— Start —

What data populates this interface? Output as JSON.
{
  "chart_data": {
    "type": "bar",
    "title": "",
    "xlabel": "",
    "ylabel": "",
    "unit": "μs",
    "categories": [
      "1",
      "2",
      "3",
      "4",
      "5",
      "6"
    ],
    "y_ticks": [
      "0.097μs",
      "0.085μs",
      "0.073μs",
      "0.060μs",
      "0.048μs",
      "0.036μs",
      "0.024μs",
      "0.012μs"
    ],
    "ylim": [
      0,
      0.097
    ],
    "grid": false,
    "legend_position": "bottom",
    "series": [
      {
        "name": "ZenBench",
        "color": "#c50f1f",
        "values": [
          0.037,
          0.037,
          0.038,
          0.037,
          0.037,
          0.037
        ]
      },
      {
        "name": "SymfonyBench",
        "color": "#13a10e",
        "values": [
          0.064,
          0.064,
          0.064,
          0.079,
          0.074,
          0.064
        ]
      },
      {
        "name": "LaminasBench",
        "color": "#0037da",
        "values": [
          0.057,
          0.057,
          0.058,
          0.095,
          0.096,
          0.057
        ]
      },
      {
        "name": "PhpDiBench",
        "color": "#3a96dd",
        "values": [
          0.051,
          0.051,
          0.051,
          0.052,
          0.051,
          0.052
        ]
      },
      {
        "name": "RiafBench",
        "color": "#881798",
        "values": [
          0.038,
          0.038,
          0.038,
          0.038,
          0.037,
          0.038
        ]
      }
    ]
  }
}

— End —

> [TASK GOAL]: Extract every record. Keep wording exact.

> [SOLUTION]:
What data populates this interface? Output as JSON.
{
  "chart_data": {
    "type": "bar",
    "title": "",
    "xlabel": "",
    "ylabel": "",
    "unit": "μs",
    "categories": [
      "1",
      "2",
      "3",
      "4",
      "5",
      "6"
    ],
    "y_ticks": [
      "0.097μs",
      "0.085μs",
      "0.073μs",
      "0.060μs",
      "0.048μs",
      "0.036μs",
      "0.024μs",
      "0.012μs"
    ],
    "ylim": [
      0,
      0.097
    ],
    "grid": false,
    "legend_position": "bottom",
    "series": [
      {
        "name": "ZenBench",
        "color": "#c50f1f",
        "values": [
          0.037,
          0.037,
          0.038,
          0.037,
          0.037,
          0.037
        ]
      },
      {
        "name": "SymfonyBench",
        "color": "#13a10e",
        "values": [
          0.064,
          0.064,
          0.064,
          0.079,
          0.074,
          0.064
        ]
      },
      {
        "name": "LaminasBench",
        "color": "#0037da",
        "values": [
          0.057,
          0.057,
          0.058,
          0.095,
          0.096,
          0.057
        ]
      },
      {
        "name": "PhpDiBench",
        "color": "#3a96dd",
        "values": [
          0.051,
          0.051,
          0.051,
          0.052,
          0.051,
          0.052
        ]
      },
      {
        "name": "RiafBench",
        "color": "#881798",
        "values": [
          0.038,
          0.038,
          0.038,
          0.038,
          0.037,
          0.038
        ]
      }
    ]
  }
}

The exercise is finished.